_Extracted information_.
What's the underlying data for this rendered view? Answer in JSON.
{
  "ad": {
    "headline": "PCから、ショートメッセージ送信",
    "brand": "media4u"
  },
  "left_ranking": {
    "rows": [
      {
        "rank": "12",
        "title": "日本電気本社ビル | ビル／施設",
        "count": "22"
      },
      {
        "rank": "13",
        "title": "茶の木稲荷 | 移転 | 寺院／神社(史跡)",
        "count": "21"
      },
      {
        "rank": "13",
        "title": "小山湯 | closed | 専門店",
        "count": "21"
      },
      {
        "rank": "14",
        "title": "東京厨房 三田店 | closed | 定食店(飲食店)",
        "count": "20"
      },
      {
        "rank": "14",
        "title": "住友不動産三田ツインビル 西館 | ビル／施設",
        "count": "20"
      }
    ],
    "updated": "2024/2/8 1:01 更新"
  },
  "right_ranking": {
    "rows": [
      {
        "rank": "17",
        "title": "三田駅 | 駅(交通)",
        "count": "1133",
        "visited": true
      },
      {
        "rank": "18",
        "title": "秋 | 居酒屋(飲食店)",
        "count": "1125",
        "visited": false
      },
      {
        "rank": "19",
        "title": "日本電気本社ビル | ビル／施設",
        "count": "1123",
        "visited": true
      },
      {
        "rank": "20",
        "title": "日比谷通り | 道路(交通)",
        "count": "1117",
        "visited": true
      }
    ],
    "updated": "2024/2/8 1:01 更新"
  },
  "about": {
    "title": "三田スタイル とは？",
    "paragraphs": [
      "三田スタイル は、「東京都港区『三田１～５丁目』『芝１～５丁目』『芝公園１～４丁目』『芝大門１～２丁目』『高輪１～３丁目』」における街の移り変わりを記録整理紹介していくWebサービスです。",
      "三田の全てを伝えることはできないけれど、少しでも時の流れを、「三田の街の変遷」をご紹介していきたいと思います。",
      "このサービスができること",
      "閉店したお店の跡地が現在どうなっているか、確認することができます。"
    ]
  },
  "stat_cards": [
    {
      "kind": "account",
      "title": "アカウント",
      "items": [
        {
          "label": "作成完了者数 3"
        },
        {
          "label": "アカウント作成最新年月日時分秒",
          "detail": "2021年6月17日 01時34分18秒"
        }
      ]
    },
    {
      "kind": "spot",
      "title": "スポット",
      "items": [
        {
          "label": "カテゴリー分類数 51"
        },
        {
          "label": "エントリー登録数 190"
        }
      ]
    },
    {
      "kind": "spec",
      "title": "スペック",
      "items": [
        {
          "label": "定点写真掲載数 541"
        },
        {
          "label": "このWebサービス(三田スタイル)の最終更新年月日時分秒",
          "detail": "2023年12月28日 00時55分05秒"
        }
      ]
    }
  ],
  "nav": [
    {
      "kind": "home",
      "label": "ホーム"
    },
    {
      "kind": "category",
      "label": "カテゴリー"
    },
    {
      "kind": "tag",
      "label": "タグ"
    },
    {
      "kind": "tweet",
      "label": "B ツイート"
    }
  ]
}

_Short problem_.
Select from the material above each line in which the string "label" appears, and list those lines.

_Written solution_.
          "label": "作成完了者数 3"
          "label": "アカウント作成最新年月日時分秒",
          "label": "カテゴリー分類数 51"
          "label": "エントリー登録数 190"
          "label": "定点写真掲載数 541"
          "label": "このWebサービス(三田スタイル)の最終更新年月日時分秒",
      "label": "ホーム"
      "label": "カテゴリー"
      "label": "タグ"
      "label": "B ツイート"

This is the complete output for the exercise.